Using the records that follow, copy every line containing the word "Computer".

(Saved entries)
◆ ◆ ◆ ◆

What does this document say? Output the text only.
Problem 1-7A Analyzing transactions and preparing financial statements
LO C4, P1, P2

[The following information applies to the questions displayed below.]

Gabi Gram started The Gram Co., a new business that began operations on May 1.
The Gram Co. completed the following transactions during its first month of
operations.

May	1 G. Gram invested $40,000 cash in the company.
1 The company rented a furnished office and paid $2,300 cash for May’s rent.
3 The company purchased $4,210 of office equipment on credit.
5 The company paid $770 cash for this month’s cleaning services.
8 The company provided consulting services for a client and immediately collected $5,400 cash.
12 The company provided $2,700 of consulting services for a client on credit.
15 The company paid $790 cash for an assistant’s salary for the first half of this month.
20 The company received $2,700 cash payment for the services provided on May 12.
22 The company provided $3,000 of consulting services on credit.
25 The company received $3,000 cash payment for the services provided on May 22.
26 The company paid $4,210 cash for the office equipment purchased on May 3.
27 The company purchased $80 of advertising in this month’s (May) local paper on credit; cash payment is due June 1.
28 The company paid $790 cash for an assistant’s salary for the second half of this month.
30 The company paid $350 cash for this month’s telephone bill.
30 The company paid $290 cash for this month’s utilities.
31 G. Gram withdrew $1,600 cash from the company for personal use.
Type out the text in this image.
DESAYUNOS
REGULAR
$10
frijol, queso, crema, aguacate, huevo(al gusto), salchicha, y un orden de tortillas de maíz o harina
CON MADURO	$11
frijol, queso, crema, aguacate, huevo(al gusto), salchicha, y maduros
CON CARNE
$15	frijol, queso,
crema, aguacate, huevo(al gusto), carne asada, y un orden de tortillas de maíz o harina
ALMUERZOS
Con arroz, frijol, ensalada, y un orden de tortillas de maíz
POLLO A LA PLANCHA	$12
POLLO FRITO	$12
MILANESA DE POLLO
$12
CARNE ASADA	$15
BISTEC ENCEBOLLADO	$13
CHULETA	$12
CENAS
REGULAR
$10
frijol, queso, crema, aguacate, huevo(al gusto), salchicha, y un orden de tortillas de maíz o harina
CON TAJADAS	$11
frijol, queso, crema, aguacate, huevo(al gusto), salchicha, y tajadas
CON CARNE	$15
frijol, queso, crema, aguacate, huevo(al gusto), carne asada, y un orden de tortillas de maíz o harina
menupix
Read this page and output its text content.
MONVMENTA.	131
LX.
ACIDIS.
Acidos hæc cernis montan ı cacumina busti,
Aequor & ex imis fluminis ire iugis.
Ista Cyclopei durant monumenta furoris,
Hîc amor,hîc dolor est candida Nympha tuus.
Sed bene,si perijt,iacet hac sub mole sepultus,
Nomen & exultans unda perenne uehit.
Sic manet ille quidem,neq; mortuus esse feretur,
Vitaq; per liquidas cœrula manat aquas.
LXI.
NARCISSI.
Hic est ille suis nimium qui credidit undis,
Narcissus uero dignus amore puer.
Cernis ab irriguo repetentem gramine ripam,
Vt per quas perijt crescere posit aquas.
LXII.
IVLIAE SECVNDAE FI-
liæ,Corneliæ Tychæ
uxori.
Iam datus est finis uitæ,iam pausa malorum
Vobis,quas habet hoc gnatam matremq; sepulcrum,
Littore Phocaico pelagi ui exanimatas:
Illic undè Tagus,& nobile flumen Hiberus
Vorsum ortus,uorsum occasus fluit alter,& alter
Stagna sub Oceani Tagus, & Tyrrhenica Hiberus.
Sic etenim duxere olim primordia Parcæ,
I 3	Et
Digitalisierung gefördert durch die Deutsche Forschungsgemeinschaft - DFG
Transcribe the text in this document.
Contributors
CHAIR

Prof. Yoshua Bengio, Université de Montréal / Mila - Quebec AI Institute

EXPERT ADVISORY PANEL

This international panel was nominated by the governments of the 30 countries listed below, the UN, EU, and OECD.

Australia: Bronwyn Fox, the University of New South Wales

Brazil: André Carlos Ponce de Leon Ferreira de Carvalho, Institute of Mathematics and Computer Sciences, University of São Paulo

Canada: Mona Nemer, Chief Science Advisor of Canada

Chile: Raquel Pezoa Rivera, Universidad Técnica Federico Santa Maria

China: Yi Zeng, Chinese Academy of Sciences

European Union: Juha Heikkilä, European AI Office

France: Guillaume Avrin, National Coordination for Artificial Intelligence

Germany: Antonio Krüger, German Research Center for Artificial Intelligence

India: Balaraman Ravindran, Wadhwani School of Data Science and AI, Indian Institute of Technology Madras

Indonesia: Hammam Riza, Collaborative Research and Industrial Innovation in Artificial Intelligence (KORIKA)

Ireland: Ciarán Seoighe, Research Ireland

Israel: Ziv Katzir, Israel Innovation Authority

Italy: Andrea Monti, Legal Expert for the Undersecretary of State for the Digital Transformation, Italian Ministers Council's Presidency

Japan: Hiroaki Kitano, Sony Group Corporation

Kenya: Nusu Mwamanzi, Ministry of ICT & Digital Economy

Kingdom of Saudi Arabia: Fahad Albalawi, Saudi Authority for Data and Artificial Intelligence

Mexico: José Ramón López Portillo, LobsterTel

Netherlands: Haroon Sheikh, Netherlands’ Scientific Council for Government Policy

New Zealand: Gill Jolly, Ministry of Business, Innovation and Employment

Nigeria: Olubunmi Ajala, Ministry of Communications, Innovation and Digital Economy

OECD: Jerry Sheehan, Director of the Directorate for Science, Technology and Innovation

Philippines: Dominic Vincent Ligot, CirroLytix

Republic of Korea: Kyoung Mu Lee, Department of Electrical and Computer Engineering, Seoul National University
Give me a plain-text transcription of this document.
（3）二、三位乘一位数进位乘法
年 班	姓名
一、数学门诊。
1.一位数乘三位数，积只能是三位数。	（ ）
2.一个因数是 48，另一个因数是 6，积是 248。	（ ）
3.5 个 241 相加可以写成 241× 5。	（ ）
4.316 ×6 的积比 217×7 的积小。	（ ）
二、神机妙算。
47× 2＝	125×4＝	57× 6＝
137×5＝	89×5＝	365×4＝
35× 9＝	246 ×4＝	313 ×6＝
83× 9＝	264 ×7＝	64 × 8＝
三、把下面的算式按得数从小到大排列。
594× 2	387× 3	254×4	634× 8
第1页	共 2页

◆ ◆ ◆ ◆

THE OUTPUT =
Brazil: André Carlos Ponce de Leon Ferreira de Carvalho, Institute of Mathematics and Computer Sciences, University of São Paulo
Republic of Korea: Kyoung Mu Lee, Department of Electrical and Computer Engineering, Seoul National University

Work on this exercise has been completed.